### SUPPLIED RECORDS
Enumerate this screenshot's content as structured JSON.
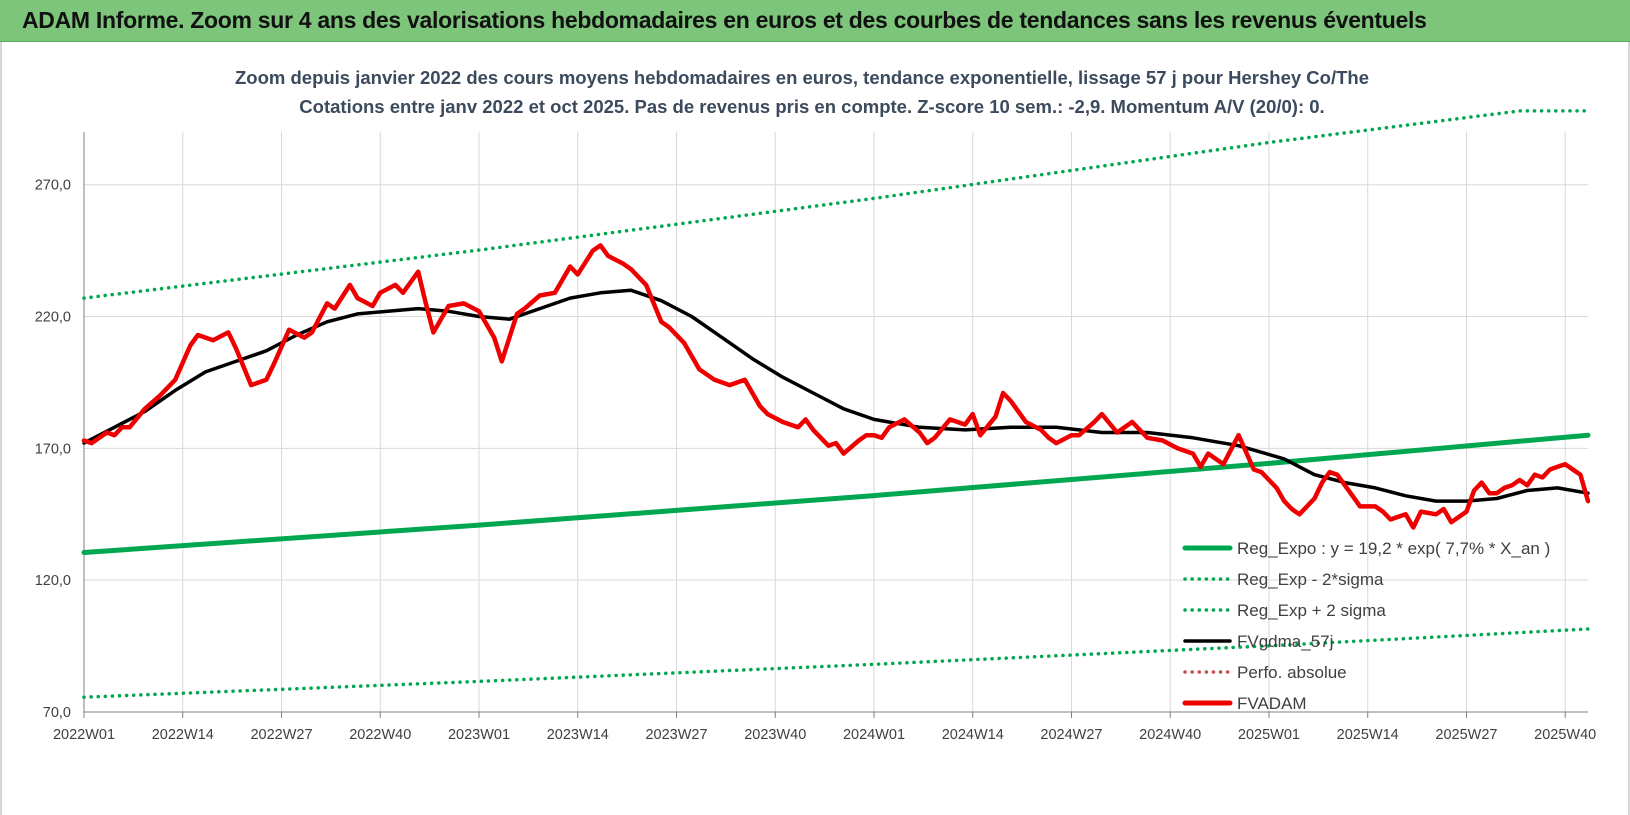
{
  "banner": {
    "title": "ADAM Informe. Zoom sur 4 ans des valorisations hebdomadaires en euros et des courbes de tendances sans les revenus éventuels"
  },
  "colors": {
    "banner": "#7dc57a",
    "reg_expo": "#00a650",
    "fvgdma": "#000000",
    "fvadam": "#ee0000",
    "perfo": "#c0504d",
    "title_text": "#3b4a5c",
    "grid": "#d9d9d9"
  },
  "chart_data": {
    "type": "line",
    "title_line1": "Zoom depuis janvier 2022 des cours moyens hebdomadaires en euros, tendance exponentielle, lissage 57 j pour Hershey Co/The",
    "title_line2": "Cotations entre janv 2022 et oct 2025. Pas de revenus pris en compte. Z-score 10 sem.: -2,9. Momentum A/V (20/0): 0.",
    "ylim": [
      70,
      290
    ],
    "yticks": [
      70,
      120,
      170,
      220,
      270
    ],
    "ytick_labels": [
      "70,0",
      "120,0",
      "170,0",
      "220,0",
      "270,0"
    ],
    "xlim": [
      0,
      198
    ],
    "xticks": [
      0,
      13,
      26,
      39,
      52,
      65,
      78,
      91,
      104,
      117,
      130,
      143,
      156,
      169,
      182,
      195
    ],
    "xtick_labels": [
      "2022W01",
      "2022W14",
      "2022W27",
      "2022W40",
      "2023W01",
      "2023W14",
      "2023W27",
      "2023W40",
      "2024W01",
      "2024W14",
      "2024W27",
      "2024W40",
      "2025W01",
      "2025W14",
      "2025W27",
      "2025W40"
    ],
    "legend": [
      {
        "name": "Reg_Expo : y = 19,2 * exp( 7,7% * X_an )",
        "style": "solid",
        "color": "#00a650"
      },
      {
        "name": "Reg_Exp - 2*sigma",
        "style": "dotted",
        "color": "#00a650"
      },
      {
        "name": "Reg_Exp + 2 sigma",
        "style": "dotted",
        "color": "#00a650"
      },
      {
        "name": "FVgdma_57j",
        "style": "solid",
        "color": "#000000"
      },
      {
        "name": "Perfo. absolue",
        "style": "dotted",
        "color": "#c0504d"
      },
      {
        "name": "FVADAM",
        "style": "solid",
        "color": "#ee0000"
      }
    ],
    "series": [
      {
        "name": "Reg_Expo : y = 19,2 * exp( 7,7% * X_an )",
        "x": [
          0,
          52,
          104,
          156,
          198
        ],
        "values": [
          130.5,
          140.9,
          152.1,
          164.3,
          175.0
        ]
      },
      {
        "name": "Reg_Exp - 2*sigma",
        "x": [
          0,
          52,
          104,
          156,
          198
        ],
        "values": [
          75.6,
          81.6,
          88.1,
          95.1,
          101.5
        ]
      },
      {
        "name": "Reg_Exp + 2 sigma",
        "x": [
          0,
          52,
          104,
          156,
          189,
          198
        ],
        "values": [
          227,
          245.2,
          264.8,
          286,
          298,
          298
        ]
      },
      {
        "name": "FVgdma_57j",
        "x": [
          0,
          4,
          8,
          12,
          16,
          20,
          24,
          28,
          32,
          36,
          40,
          44,
          48,
          52,
          56,
          60,
          64,
          68,
          72,
          76,
          80,
          84,
          88,
          92,
          96,
          100,
          104,
          110,
          116,
          122,
          128,
          134,
          140,
          146,
          152,
          158,
          162,
          166,
          170,
          174,
          178,
          182,
          186,
          190,
          194,
          198
        ],
        "values": [
          172,
          178,
          184,
          192,
          199,
          203,
          207,
          213,
          218,
          221,
          222,
          223,
          222,
          220,
          219,
          223,
          227,
          229,
          230,
          226,
          220,
          212,
          204,
          197,
          191,
          185,
          181,
          178,
          177,
          178,
          178,
          176,
          176,
          174,
          171,
          166,
          160,
          157,
          155,
          152,
          150,
          150,
          151,
          154,
          155,
          153
        ]
      },
      {
        "name": "FVADAM",
        "x": [
          0,
          1,
          2,
          3,
          4,
          5,
          6,
          8,
          10,
          12,
          14,
          15,
          17,
          19,
          20,
          22,
          24,
          25,
          27,
          29,
          30,
          32,
          33,
          35,
          36,
          38,
          39,
          41,
          42,
          44,
          45,
          46,
          48,
          50,
          52,
          54,
          55,
          57,
          58,
          60,
          62,
          64,
          65,
          67,
          68,
          69,
          71,
          72,
          74,
          76,
          77,
          79,
          81,
          83,
          85,
          87,
          89,
          90,
          92,
          94,
          95,
          96,
          98,
          99,
          100,
          102,
          103,
          104,
          105,
          106,
          108,
          110,
          111,
          112,
          114,
          116,
          117,
          118,
          120,
          121,
          122,
          124,
          126,
          127,
          128,
          130,
          131,
          133,
          134,
          136,
          138,
          140,
          142,
          144,
          146,
          147,
          148,
          150,
          152,
          154,
          155,
          156,
          157,
          158,
          159,
          160,
          162,
          163,
          164,
          165,
          166,
          167,
          168,
          170,
          171,
          172,
          174,
          175,
          176,
          178,
          179,
          180,
          182,
          183,
          184,
          185,
          186,
          187,
          188,
          189,
          190,
          191,
          192,
          193,
          194,
          195,
          196,
          197,
          198
        ],
        "values": [
          173,
          172,
          174,
          176,
          175,
          178,
          178,
          185,
          190,
          196,
          209,
          213,
          211,
          214,
          208,
          194,
          196,
          202,
          215,
          212,
          214,
          225,
          223,
          232,
          227,
          224,
          229,
          232,
          229,
          237,
          225,
          214,
          224,
          225,
          222,
          212,
          203,
          221,
          223,
          228,
          229,
          239,
          236,
          245,
          247,
          243,
          240,
          238,
          232,
          218,
          216,
          210,
          200,
          196,
          194,
          196,
          186,
          183,
          180,
          178,
          181,
          177,
          171,
          172,
          168,
          173,
          175,
          175,
          174,
          178,
          181,
          176,
          172,
          174,
          181,
          179,
          183,
          175,
          182,
          191,
          188,
          180,
          177,
          174,
          172,
          175,
          175,
          180,
          183,
          176,
          180,
          174,
          173,
          170,
          168,
          163,
          168,
          164,
          175,
          162,
          161,
          158,
          155,
          150,
          147,
          145,
          151,
          157,
          161,
          160,
          156,
          152,
          148,
          148,
          146,
          143,
          145,
          140,
          146,
          145,
          147,
          142,
          146,
          154,
          157,
          153,
          153,
          155,
          156,
          158,
          156,
          160,
          159,
          162,
          163,
          164,
          162,
          160,
          150
        ]
      }
    ]
  }
}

### WHAT TO WORK ON
Transcribe the entries above verbatim, omitting their pictures.

### RESPONSE
Enumerate this screenshot's content as structured JSON.
{
  "banner": {
    "title": "ADAM Informe. Zoom sur 4 ans des valorisations hebdomadaires en euros et des courbes de tendances sans les revenus éventuels"
  },
  "colors": {
    "banner": "#7dc57a",
    "reg_expo": "#00a650",
    "fvgdma": "#000000",
    "fvadam": "#ee0000",
    "perfo": "#c0504d",
    "title_text": "#3b4a5c",
    "grid": "#d9d9d9"
  },
  "chart_data": {
    "type": "line",
    "title_line1": "Zoom depuis janvier 2022 des cours moyens hebdomadaires en euros, tendance exponentielle, lissage 57 j pour Hershey Co/The",
    "title_line2": "Cotations entre janv 2022 et oct 2025. Pas de revenus pris en compte. Z-score 10 sem.: -2,9. Momentum A/V (20/0): 0.",
    "ylim": [
      70,
      290
    ],
    "yticks": [
      70,
      120,
      170,
      220,
      270
    ],
    "ytick_labels": [
      "70,0",
      "120,0",
      "170,0",
      "220,0",
      "270,0"
    ],
    "xlim": [
      0,
      198
    ],
    "xticks": [
      0,
      13,
      26,
      39,
      52,
      65,
      78,
      91,
      104,
      117,
      130,
      143,
      156,
      169,
      182,
      195
    ],
    "xtick_labels": [
      "2022W01",
      "2022W14",
      "2022W27",
      "2022W40",
      "2023W01",
      "2023W14",
      "2023W27",
      "2023W40",
      "2024W01",
      "2024W14",
      "2024W27",
      "2024W40",
      "2025W01",
      "2025W14",
      "2025W27",
      "2025W40"
    ],
    "legend": [
      {
        "name": "Reg_Expo : y = 19,2 * exp( 7,7% * X_an )",
        "style": "solid",
        "color": "#00a650"
      },
      {
        "name": "Reg_Exp - 2*sigma",
        "style": "dotted",
        "color": "#00a650"
      },
      {
        "name": "Reg_Exp + 2 sigma",
        "style": "dotted",
        "color": "#00a650"
      },
      {
        "name": "FVgdma_57j",
        "style": "solid",
        "color": "#000000"
      },
      {
        "name": "Perfo. absolue",
        "style": "dotted",
        "color": "#c0504d"
      },
      {
        "name": "FVADAM",
        "style": "solid",
        "color": "#ee0000"
      }
    ],
    "series": [
      {
        "name": "Reg_Expo : y = 19,2 * exp( 7,7% * X_an )",
        "x": [
          0,
          52,
          104,
          156,
          198
        ],
        "values": [
          130.5,
          140.9,
          152.1,
          164.3,
          175.0
        ]
      },
      {
        "name": "Reg_Exp - 2*sigma",
        "x": [
          0,
          52,
          104,
          156,
          198
        ],
        "values": [
          75.6,
          81.6,
          88.1,
          95.1,
          101.5
        ]
      },
      {
        "name": "Reg_Exp + 2 sigma",
        "x": [
          0,
          52,
          104,
          156,
          189,
          198
        ],
        "values": [
          227,
          245.2,
          264.8,
          286,
          298,
          298
        ]
      },
      {
        "name": "FVgdma_57j",
        "x": [
          0,
          4,
          8,
          12,
          16,
          20,
          24,
          28,
          32,
          36,
          40,
          44,
          48,
          52,
          56,
          60,
          64,
          68,
          72,
          76,
          80,
          84,
          88,
          92,
          96,
          100,
          104,
          110,
          116,
          122,
          128,
          134,
          140,
          146,
          152,
          158,
          162,
          166,
          170,
          174,
          178,
          182,
          186,
          190,
          194,
          198
        ],
        "values": [
          172,
          178,
          184,
          192,
          199,
          203,
          207,
          213,
          218,
          221,
          222,
          223,
          222,
          220,
          219,
          223,
          227,
          229,
          230,
          226,
          220,
          212,
          204,
          197,
          191,
          185,
          181,
          178,
          177,
          178,
          178,
          176,
          176,
          174,
          171,
          166,
          160,
          157,
          155,
          152,
          150,
          150,
          151,
          154,
          155,
          153
        ]
      },
      {
        "name": "FVADAM",
        "x": [
          0,
          1,
          2,
          3,
          4,
          5,
          6,
          8,
          10,
          12,
          14,
          15,
          17,
          19,
          20,
          22,
          24,
          25,
          27,
          29,
          30,
          32,
          33,
          35,
          36,
          38,
          39,
          41,
          42,
          44,
          45,
          46,
          48,
          50,
          52,
          54,
          55,
          57,
          58,
          60,
          62,
          64,
          65,
          67,
          68,
          69,
          71,
          72,
          74,
          76,
          77,
          79,
          81,
          83,
          85,
          87,
          89,
          90,
          92,
          94,
          95,
          96,
          98,
          99,
          100,
          102,
          103,
          104,
          105,
          106,
          108,
          110,
          111,
          112,
          114,
          116,
          117,
          118,
          120,
          121,
          122,
          124,
          126,
          127,
          128,
          130,
          131,
          133,
          134,
          136,
          138,
          140,
          142,
          144,
          146,
          147,
          148,
          150,
          152,
          154,
          155,
          156,
          157,
          158,
          159,
          160,
          162,
          163,
          164,
          165,
          166,
          167,
          168,
          170,
          171,
          172,
          174,
          175,
          176,
          178,
          179,
          180,
          182,
          183,
          184,
          185,
          186,
          187,
          188,
          189,
          190,
          191,
          192,
          193,
          194,
          195,
          196,
          197,
          198
        ],
        "values": [
          173,
          172,
          174,
          176,
          175,
          178,
          178,
          185,
          190,
          196,
          209,
          213,
          211,
          214,
          208,
          194,
          196,
          202,
          215,
          212,
          214,
          225,
          223,
          232,
          227,
          224,
          229,
          232,
          229,
          237,
          225,
          214,
          224,
          225,
          222,
          212,
          203,
          221,
          223,
          228,
          229,
          239,
          236,
          245,
          247,
          243,
          240,
          238,
          232,
          218,
          216,
          210,
          200,
          196,
          194,
          196,
          186,
          183,
          180,
          178,
          181,
          177,
          171,
          172,
          168,
          173,
          175,
          175,
          174,
          178,
          181,
          176,
          172,
          174,
          181,
          179,
          183,
          175,
          182,
          191,
          188,
          180,
          177,
          174,
          172,
          175,
          175,
          180,
          183,
          176,
          180,
          174,
          173,
          170,
          168,
          163,
          168,
          164,
          175,
          162,
          161,
          158,
          155,
          150,
          147,
          145,
          151,
          157,
          161,
          160,
          156,
          152,
          148,
          148,
          146,
          143,
          145,
          140,
          146,
          145,
          147,
          142,
          146,
          154,
          157,
          153,
          153,
          155,
          156,
          158,
          156,
          160,
          159,
          162,
          163,
          164,
          162,
          160,
          150
        ]
      }
    ]
  }
}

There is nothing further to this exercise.